:: YOUR INSTRUCTIONS ::
Copy the data precisely, keeping every character.

### RECORDS SUPPLIED ###

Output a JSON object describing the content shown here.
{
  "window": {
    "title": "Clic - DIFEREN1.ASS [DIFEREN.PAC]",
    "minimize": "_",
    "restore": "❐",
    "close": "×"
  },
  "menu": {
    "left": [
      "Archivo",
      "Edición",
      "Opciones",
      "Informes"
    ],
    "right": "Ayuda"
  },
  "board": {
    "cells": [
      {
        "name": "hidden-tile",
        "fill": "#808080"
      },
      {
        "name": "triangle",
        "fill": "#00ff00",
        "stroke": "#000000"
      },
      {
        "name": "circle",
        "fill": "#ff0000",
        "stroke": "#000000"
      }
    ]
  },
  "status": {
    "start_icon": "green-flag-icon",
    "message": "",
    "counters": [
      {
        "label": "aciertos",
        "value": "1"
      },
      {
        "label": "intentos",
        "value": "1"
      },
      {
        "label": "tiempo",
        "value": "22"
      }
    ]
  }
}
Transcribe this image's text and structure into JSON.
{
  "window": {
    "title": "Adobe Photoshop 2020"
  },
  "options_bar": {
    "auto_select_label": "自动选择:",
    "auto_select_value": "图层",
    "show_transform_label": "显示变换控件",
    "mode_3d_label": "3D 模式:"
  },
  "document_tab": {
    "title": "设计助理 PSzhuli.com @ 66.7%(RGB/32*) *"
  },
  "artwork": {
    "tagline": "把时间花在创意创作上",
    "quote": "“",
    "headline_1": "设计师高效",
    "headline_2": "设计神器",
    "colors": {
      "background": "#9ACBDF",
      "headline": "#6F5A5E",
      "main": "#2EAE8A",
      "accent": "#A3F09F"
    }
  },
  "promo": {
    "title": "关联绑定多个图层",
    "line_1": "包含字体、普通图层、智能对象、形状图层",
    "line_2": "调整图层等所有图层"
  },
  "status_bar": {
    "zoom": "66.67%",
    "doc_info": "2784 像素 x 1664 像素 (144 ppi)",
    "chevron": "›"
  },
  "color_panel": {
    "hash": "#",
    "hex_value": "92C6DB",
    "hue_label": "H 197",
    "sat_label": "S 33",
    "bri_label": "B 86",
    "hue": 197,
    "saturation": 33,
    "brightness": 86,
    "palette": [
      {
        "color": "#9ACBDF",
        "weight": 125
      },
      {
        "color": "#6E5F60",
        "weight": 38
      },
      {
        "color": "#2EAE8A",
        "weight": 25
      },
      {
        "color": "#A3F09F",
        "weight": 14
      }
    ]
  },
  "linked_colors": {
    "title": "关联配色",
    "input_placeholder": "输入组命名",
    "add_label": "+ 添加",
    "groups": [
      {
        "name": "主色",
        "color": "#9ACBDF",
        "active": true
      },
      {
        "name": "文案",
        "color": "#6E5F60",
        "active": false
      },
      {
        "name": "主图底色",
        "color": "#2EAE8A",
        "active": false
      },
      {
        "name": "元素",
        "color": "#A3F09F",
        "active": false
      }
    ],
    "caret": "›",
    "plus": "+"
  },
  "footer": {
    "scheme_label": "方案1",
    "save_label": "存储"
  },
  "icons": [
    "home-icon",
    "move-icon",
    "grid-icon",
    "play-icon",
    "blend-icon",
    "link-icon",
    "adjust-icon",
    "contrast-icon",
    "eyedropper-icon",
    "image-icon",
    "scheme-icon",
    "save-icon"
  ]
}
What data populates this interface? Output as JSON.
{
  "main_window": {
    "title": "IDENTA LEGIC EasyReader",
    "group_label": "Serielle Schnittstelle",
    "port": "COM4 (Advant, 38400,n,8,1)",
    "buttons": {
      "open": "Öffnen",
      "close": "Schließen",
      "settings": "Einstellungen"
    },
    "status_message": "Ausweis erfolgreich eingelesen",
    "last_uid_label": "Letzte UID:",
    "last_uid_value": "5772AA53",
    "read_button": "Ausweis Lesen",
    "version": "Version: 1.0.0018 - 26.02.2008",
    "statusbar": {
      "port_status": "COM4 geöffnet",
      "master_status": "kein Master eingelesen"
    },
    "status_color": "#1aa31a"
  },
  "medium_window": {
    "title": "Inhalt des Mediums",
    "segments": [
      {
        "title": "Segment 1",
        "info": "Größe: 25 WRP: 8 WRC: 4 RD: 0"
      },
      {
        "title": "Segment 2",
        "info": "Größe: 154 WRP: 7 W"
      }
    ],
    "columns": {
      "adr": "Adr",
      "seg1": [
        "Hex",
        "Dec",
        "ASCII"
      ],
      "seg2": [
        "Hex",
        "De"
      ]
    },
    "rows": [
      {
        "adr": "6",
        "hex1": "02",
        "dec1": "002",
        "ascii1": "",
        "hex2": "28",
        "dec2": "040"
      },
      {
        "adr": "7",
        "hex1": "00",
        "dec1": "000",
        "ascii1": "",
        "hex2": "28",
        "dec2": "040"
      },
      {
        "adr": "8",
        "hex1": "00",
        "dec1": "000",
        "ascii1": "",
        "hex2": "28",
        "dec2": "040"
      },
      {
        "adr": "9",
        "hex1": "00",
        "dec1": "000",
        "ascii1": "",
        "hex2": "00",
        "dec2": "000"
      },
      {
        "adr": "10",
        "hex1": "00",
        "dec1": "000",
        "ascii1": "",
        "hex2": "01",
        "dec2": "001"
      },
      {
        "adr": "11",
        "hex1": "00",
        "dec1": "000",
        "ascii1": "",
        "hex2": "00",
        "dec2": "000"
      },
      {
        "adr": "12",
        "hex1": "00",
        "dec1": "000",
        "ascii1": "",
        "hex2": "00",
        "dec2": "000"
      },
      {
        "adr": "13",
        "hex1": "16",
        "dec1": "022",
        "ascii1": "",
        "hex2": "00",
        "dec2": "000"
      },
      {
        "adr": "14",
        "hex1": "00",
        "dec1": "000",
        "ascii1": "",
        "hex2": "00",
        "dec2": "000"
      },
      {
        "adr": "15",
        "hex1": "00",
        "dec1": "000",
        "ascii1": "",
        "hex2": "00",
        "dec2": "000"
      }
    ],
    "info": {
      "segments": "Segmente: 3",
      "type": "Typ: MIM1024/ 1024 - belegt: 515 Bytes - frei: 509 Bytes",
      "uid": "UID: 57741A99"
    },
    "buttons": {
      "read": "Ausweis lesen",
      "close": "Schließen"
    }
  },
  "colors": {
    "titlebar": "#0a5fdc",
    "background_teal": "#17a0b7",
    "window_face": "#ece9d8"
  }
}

###

:: TASK RESULT ::
Output a JSON object describing the content shown here.
{
  "window": {
    "title": "Clic - DIFEREN1.ASS [DIFEREN.PAC]",
    "minimize": "_",
    "restore": "❐",
    "close": "×"
  },
  "menu": {
    "left": [
      "Archivo",
      "Edición",
      "Opciones",
      "Informes"
    ],
    "right": "Ayuda"
  },
  "board": {
    "cells": [
      {
        "name": "hidden-tile",
        "fill": "#808080"
      },
      {
        "name": "triangle",
        "fill": "#00ff00",
        "stroke": "#000000"
      },
      {
        "name": "circle",
        "fill": "#ff0000",
        "stroke": "#000000"
      }
    ]
  },
  "status": {
    "start_icon": "green-flag-icon",
    "message": "",
    "counters": [
      {
        "label": "aciertos",
        "value": "1"
      },
      {
        "label": "intentos",
        "value": "1"
      },
      {
        "label": "tiempo",
        "value": "22"
      }
    ]
  }
}
Transcribe this image's text and structure into JSON.
{
  "window": {
    "title": "Adobe Photoshop 2020"
  },
  "options_bar": {
    "auto_select_label": "自动选择:",
    "auto_select_value": "图层",
    "show_transform_label": "显示变换控件",
    "mode_3d_label": "3D 模式:"
  },
  "document_tab": {
    "title": "设计助理 PSzhuli.com @ 66.7%(RGB/32*) *"
  },
  "artwork": {
    "tagline": "把时间花在创意创作上",
    "quote": "“",
    "headline_1": "设计师高效",
    "headline_2": "设计神器",
    "colors": {
      "background": "#9ACBDF",
      "headline": "#6F5A5E",
      "main": "#2EAE8A",
      "accent": "#A3F09F"
    }
  },
  "promo": {
    "title": "关联绑定多个图层",
    "line_1": "包含字体、普通图层、智能对象、形状图层",
    "line_2": "调整图层等所有图层"
  },
  "status_bar": {
    "zoom": "66.67%",
    "doc_info": "2784 像素 x 1664 像素 (144 ppi)",
    "chevron": "›"
  },
  "color_panel": {
    "hash": "#",
    "hex_value": "92C6DB",
    "hue_label": "H 197",
    "sat_label": "S 33",
    "bri_label": "B 86",
    "hue": 197,
    "saturation": 33,
    "brightness": 86,
    "palette": [
      {
        "color": "#9ACBDF",
        "weight": 125
      },
      {
        "color": "#6E5F60",
        "weight": 38
      },
      {
        "color": "#2EAE8A",
        "weight": 25
      },
      {
        "color": "#A3F09F",
        "weight": 14
      }
    ]
  },
  "linked_colors": {
    "title": "关联配色",
    "input_placeholder": "输入组命名",
    "add_label": "+ 添加",
    "groups": [
      {
        "name": "主色",
        "color": "#9ACBDF",
        "active": true
      },
      {
        "name": "文案",
        "color": "#6E5F60",
        "active": false
      },
      {
        "name": "主图底色",
        "color": "#2EAE8A",
        "active": false
      },
      {
        "name": "元素",
        "color": "#A3F09F",
        "active": false
      }
    ],
    "caret": "›",
    "plus": "+"
  },
  "footer": {
    "scheme_label": "方案1",
    "save_label": "存储"
  },
  "icons": [
    "home-icon",
    "move-icon",
    "grid-icon",
    "play-icon",
    "blend-icon",
    "link-icon",
    "adjust-icon",
    "contrast-icon",
    "eyedropper-icon",
    "image-icon",
    "scheme-icon",
    "save-icon"
  ]
}
What data populates this interface? Output as JSON.
{
  "main_window": {
    "title": "IDENTA LEGIC EasyReader",
    "group_label": "Serielle Schnittstelle",
    "port": "COM4 (Advant, 38400,n,8,1)",
    "buttons": {
      "open": "Öffnen",
      "close": "Schließen",
      "settings": "Einstellungen"
    },
    "status_message": "Ausweis erfolgreich eingelesen",
    "last_uid_label": "Letzte UID:",
    "last_uid_value": "5772AA53",
    "read_button": "Ausweis Lesen",
    "version": "Version: 1.0.0018 - 26.02.2008",
    "statusbar": {
      "port_status": "COM4 geöffnet",
      "master_status": "kein Master eingelesen"
    },
    "status_color": "#1aa31a"
  },
  "medium_window": {
    "title": "Inhalt des Mediums",
    "segments": [
      {
        "title": "Segment 1",
        "info": "Größe: 25 WRP: 8 WRC: 4 RD: 0"
      },
      {
        "title": "Segment 2",
        "info": "Größe: 154 WRP: 7 W"
      }
    ],
    "columns": {
      "adr": "Adr",
      "seg1": [
        "Hex",
        "Dec",
        "ASCII"
      ],
      "seg2": [
        "Hex",
        "De"
      ]
    },
    "rows": [
      {
        "adr": "6",
        "hex1": "02",
        "dec1": "002",
        "ascii1": "",
        "hex2": "28",
        "dec2": "040"
      },
      {
        "adr": "7",
        "hex1": "00",
        "dec1": "000",
        "ascii1": "",
        "hex2": "28",
        "dec2": "040"
      },
      {
        "adr": "8",
        "hex1": "00",
        "dec1": "000",
        "ascii1": "",
        "hex2": "28",
        "dec2": "040"
      },
      {
        "adr": "9",
        "hex1": "00",
        "dec1": "000",
        "ascii1": "",
        "hex2": "00",
        "dec2": "000"
      },
      {
        "adr": "10",
        "hex1": "00",
        "dec1": "000",
        "ascii1": "",
        "hex2": "01",
        "dec2": "001"
      },
      {
        "adr": "11",
        "hex1": "00",
        "dec1": "000",
        "ascii1": "",
        "hex2": "00",
        "dec2": "000"
      },
      {
        "adr": "12",
        "hex1": "00",
        "dec1": "000",
        "ascii1": "",
        "hex2": "00",
        "dec2": "000"
      },
      {
        "adr": "13",
        "hex1": "16",
        "dec1": "022",
        "ascii1": "",
        "hex2": "00",
        "dec2": "000"
      },
      {
        "adr": "14",
        "hex1": "00",
        "dec1": "000",
        "ascii1": "",
        "hex2": "00",
        "dec2": "000"
      },
      {
        "adr": "15",
        "hex1": "00",
        "dec1": "000",
        "ascii1": "",
        "hex2": "00",
        "dec2": "000"
      }
    ],
    "info": {
      "segments": "Segmente: 3",
      "type": "Typ: MIM1024/ 1024 - belegt: 515 Bytes - frei: 509 Bytes",
      "uid": "UID: 57741A99"
    },
    "buttons": {
      "read": "Ausweis lesen",
      "close": "Schließen"
    }
  },
  "colors": {
    "titlebar": "#0a5fdc",
    "background_teal": "#17a0b7",
    "window_face": "#ece9d8"
  }
}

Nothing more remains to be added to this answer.